Reproduce all of the data word for word.

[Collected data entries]
- - -
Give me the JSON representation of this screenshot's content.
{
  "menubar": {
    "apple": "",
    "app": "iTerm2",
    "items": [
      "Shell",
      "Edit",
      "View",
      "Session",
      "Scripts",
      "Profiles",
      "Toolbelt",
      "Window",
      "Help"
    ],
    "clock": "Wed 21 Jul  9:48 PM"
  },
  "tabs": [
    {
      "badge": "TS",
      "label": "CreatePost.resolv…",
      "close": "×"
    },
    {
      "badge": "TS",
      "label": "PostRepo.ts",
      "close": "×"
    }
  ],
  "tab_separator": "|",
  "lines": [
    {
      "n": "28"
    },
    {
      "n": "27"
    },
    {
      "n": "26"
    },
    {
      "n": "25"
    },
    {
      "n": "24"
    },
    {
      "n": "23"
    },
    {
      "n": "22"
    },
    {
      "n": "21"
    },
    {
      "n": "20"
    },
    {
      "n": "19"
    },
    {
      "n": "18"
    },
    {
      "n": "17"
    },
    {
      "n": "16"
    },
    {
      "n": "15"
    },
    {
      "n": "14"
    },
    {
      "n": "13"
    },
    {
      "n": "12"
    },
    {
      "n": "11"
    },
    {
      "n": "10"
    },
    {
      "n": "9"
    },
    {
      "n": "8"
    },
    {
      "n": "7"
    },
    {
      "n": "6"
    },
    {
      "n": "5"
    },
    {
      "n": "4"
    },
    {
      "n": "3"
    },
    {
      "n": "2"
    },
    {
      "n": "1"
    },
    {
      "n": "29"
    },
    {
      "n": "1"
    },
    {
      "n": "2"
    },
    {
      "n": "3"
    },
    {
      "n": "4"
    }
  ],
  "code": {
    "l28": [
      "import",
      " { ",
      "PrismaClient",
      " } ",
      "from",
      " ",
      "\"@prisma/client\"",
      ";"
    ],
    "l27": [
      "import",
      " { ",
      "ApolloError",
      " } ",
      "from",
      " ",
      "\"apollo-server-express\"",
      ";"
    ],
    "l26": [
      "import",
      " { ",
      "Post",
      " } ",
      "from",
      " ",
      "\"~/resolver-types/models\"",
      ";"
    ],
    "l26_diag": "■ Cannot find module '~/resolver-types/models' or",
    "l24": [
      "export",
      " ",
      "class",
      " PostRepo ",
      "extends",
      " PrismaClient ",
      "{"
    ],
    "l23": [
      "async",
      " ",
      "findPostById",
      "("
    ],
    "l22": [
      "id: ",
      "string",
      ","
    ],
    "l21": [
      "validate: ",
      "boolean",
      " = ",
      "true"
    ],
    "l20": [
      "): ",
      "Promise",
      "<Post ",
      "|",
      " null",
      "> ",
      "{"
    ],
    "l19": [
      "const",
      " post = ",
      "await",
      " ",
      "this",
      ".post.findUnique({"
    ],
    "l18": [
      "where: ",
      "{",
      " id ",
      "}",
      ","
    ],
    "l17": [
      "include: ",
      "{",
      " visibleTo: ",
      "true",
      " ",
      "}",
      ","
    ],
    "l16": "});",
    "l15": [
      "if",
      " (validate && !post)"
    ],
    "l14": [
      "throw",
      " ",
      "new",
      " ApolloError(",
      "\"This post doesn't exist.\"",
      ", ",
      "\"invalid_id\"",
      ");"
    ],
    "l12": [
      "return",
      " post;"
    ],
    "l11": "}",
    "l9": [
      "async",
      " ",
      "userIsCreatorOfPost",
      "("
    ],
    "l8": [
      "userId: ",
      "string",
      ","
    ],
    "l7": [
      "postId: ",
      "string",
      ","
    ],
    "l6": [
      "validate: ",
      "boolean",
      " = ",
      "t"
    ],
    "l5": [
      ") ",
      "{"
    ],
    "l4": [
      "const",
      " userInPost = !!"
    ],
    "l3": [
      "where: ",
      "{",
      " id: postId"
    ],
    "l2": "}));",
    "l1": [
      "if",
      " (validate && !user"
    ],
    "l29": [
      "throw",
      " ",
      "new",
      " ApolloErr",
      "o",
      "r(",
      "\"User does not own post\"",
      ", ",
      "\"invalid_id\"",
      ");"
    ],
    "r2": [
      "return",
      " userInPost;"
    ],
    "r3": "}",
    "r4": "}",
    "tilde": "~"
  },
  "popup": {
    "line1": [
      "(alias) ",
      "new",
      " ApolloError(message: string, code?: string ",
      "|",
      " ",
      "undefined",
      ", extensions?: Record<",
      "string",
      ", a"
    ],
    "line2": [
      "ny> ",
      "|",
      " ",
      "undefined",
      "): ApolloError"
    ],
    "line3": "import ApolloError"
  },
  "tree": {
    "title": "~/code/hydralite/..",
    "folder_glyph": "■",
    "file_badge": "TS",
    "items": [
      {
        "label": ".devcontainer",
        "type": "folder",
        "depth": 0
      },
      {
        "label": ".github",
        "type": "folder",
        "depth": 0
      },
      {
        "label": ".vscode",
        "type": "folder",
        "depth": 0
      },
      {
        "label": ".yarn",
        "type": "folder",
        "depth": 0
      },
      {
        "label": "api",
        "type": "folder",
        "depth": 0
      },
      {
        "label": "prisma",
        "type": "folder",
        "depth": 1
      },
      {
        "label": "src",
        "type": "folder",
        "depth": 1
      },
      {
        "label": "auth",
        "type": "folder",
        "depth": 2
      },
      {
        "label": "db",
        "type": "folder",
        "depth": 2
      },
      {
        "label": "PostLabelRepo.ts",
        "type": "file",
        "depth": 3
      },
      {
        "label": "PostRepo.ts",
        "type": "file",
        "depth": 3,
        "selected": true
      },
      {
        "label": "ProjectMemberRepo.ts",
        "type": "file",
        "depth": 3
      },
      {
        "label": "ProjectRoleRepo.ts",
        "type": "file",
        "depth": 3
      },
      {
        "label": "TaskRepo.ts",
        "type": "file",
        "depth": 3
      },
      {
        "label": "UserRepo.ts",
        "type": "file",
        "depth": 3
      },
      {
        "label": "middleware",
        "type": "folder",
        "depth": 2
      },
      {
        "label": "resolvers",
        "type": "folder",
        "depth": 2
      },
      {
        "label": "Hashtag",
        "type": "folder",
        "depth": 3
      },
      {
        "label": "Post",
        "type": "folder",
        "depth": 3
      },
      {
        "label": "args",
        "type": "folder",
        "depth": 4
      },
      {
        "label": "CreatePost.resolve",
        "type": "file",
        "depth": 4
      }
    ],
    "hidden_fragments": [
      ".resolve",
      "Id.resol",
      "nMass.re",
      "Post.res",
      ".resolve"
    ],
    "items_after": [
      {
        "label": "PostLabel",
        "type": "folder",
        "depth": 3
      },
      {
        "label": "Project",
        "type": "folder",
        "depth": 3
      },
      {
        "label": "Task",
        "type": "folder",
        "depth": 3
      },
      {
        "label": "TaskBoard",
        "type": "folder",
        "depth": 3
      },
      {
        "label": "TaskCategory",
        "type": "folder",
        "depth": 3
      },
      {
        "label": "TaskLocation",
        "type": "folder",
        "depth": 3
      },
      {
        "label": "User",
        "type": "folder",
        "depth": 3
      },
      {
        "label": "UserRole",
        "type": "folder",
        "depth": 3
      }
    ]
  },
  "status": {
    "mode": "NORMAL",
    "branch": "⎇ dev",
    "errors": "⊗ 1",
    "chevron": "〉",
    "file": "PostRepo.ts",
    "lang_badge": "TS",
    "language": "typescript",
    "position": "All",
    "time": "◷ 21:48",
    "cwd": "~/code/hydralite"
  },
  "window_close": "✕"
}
- - -
RESULT FOR THIS TASK ▸
Give me the JSON representation of this screenshot's content.
{
  "menubar": {
    "apple": "",
    "app": "iTerm2",
    "items": [
      "Shell",
      "Edit",
      "View",
      "Session",
      "Scripts",
      "Profiles",
      "Toolbelt",
      "Window",
      "Help"
    ],
    "clock": "Wed 21 Jul  9:48 PM"
  },
  "tabs": [
    {
      "badge": "TS",
      "label": "CreatePost.resolv…",
      "close": "×"
    },
    {
      "badge": "TS",
      "label": "PostRepo.ts",
      "close": "×"
    }
  ],
  "tab_separator": "|",
  "lines": [
    {
      "n": "28"
    },
    {
      "n": "27"
    },
    {
      "n": "26"
    },
    {
      "n": "25"
    },
    {
      "n": "24"
    },
    {
      "n": "23"
    },
    {
      "n": "22"
    },
    {
      "n": "21"
    },
    {
      "n": "20"
    },
    {
      "n": "19"
    },
    {
      "n": "18"
    },
    {
      "n": "17"
    },
    {
      "n": "16"
    },
    {
      "n": "15"
    },
    {
      "n": "14"
    },
    {
      "n": "13"
    },
    {
      "n": "12"
    },
    {
      "n": "11"
    },
    {
      "n": "10"
    },
    {
      "n": "9"
    },
    {
      "n": "8"
    },
    {
      "n": "7"
    },
    {
      "n": "6"
    },
    {
      "n": "5"
    },
    {
      "n": "4"
    },
    {
      "n": "3"
    },
    {
      "n": "2"
    },
    {
      "n": "1"
    },
    {
      "n": "29"
    },
    {
      "n": "1"
    },
    {
      "n": "2"
    },
    {
      "n": "3"
    },
    {
      "n": "4"
    }
  ],
  "code": {
    "l28": [
      "import",
      " { ",
      "PrismaClient",
      " } ",
      "from",
      " ",
      "\"@prisma/client\"",
      ";"
    ],
    "l27": [
      "import",
      " { ",
      "ApolloError",
      " } ",
      "from",
      " ",
      "\"apollo-server-express\"",
      ";"
    ],
    "l26": [
      "import",
      " { ",
      "Post",
      " } ",
      "from",
      " ",
      "\"~/resolver-types/models\"",
      ";"
    ],
    "l26_diag": "■ Cannot find module '~/resolver-types/models' or",
    "l24": [
      "export",
      " ",
      "class",
      " PostRepo ",
      "extends",
      " PrismaClient ",
      "{"
    ],
    "l23": [
      "async",
      " ",
      "findPostById",
      "("
    ],
    "l22": [
      "id: ",
      "string",
      ","
    ],
    "l21": [
      "validate: ",
      "boolean",
      " = ",
      "true"
    ],
    "l20": [
      "): ",
      "Promise",
      "<Post ",
      "|",
      " null",
      "> ",
      "{"
    ],
    "l19": [
      "const",
      " post = ",
      "await",
      " ",
      "this",
      ".post.findUnique({"
    ],
    "l18": [
      "where: ",
      "{",
      " id ",
      "}",
      ","
    ],
    "l17": [
      "include: ",
      "{",
      " visibleTo: ",
      "true",
      " ",
      "}",
      ","
    ],
    "l16": "});",
    "l15": [
      "if",
      " (validate && !post)"
    ],
    "l14": [
      "throw",
      " ",
      "new",
      " ApolloError(",
      "\"This post doesn't exist.\"",
      ", ",
      "\"invalid_id\"",
      ");"
    ],
    "l12": [
      "return",
      " post;"
    ],
    "l11": "}",
    "l9": [
      "async",
      " ",
      "userIsCreatorOfPost",
      "("
    ],
    "l8": [
      "userId: ",
      "string",
      ","
    ],
    "l7": [
      "postId: ",
      "string",
      ","
    ],
    "l6": [
      "validate: ",
      "boolean",
      " = ",
      "t"
    ],
    "l5": [
      ") ",
      "{"
    ],
    "l4": [
      "const",
      " userInPost = !!"
    ],
    "l3": [
      "where: ",
      "{",
      " id: postId"
    ],
    "l2": "}));",
    "l1": [
      "if",
      " (validate && !user"
    ],
    "l29": [
      "throw",
      " ",
      "new",
      " ApolloErr",
      "o",
      "r(",
      "\"User does not own post\"",
      ", ",
      "\"invalid_id\"",
      ");"
    ],
    "r2": [
      "return",
      " userInPost;"
    ],
    "r3": "}",
    "r4": "}",
    "tilde": "~"
  },
  "popup": {
    "line1": [
      "(alias) ",
      "new",
      " ApolloError(message: string, code?: string ",
      "|",
      " ",
      "undefined",
      ", extensions?: Record<",
      "string",
      ", a"
    ],
    "line2": [
      "ny> ",
      "|",
      " ",
      "undefined",
      "): ApolloError"
    ],
    "line3": "import ApolloError"
  },
  "tree": {
    "title": "~/code/hydralite/..",
    "folder_glyph": "■",
    "file_badge": "TS",
    "items": [
      {
        "label": ".devcontainer",
        "type": "folder",
        "depth": 0
      },
      {
        "label": ".github",
        "type": "folder",
        "depth": 0
      },
      {
        "label": ".vscode",
        "type": "folder",
        "depth": 0
      },
      {
        "label": ".yarn",
        "type": "folder",
        "depth": 0
      },
      {
        "label": "api",
        "type": "folder",
        "depth": 0
      },
      {
        "label": "prisma",
        "type": "folder",
        "depth": 1
      },
      {
        "label": "src",
        "type": "folder",
        "depth": 1
      },
      {
        "label": "auth",
        "type": "folder",
        "depth": 2
      },
      {
        "label": "db",
        "type": "folder",
        "depth": 2
      },
      {
        "label": "PostLabelRepo.ts",
        "type": "file",
        "depth": 3
      },
      {
        "label": "PostRepo.ts",
        "type": "file",
        "depth": 3,
        "selected": true
      },
      {
        "label": "ProjectMemberRepo.ts",
        "type": "file",
        "depth": 3
      },
      {
        "label": "ProjectRoleRepo.ts",
        "type": "file",
        "depth": 3
      },
      {
        "label": "TaskRepo.ts",
        "type": "file",
        "depth": 3
      },
      {
        "label": "UserRepo.ts",
        "type": "file",
        "depth": 3
      },
      {
        "label": "middleware",
        "type": "folder",
        "depth": 2
      },
      {
        "label": "resolvers",
        "type": "folder",
        "depth": 2
      },
      {
        "label": "Hashtag",
        "type": "folder",
        "depth": 3
      },
      {
        "label": "Post",
        "type": "folder",
        "depth": 3
      },
      {
        "label": "args",
        "type": "folder",
        "depth": 4
      },
      {
        "label": "CreatePost.resolve",
        "type": "file",
        "depth": 4
      }
    ],
    "hidden_fragments": [
      ".resolve",
      "Id.resol",
      "nMass.re",
      "Post.res",
      ".resolve"
    ],
    "items_after": [
      {
        "label": "PostLabel",
        "type": "folder",
        "depth": 3
      },
      {
        "label": "Project",
        "type": "folder",
        "depth": 3
      },
      {
        "label": "Task",
        "type": "folder",
        "depth": 3
      },
      {
        "label": "TaskBoard",
        "type": "folder",
        "depth": 3
      },
      {
        "label": "TaskCategory",
        "type": "folder",
        "depth": 3
      },
      {
        "label": "TaskLocation",
        "type": "folder",
        "depth": 3
      },
      {
        "label": "User",
        "type": "folder",
        "depth": 3
      },
      {
        "label": "UserRole",
        "type": "folder",
        "depth": 3
      }
    ]
  },
  "status": {
    "mode": "NORMAL",
    "branch": "⎇ dev",
    "errors": "⊗ 1",
    "chevron": "〉",
    "file": "PostRepo.ts",
    "lang_badge": "TS",
    "language": "typescript",
    "position": "All",
    "time": "◷ 21:48",
    "cwd": "~/code/hydralite"
  },
  "window_close": "✕"
}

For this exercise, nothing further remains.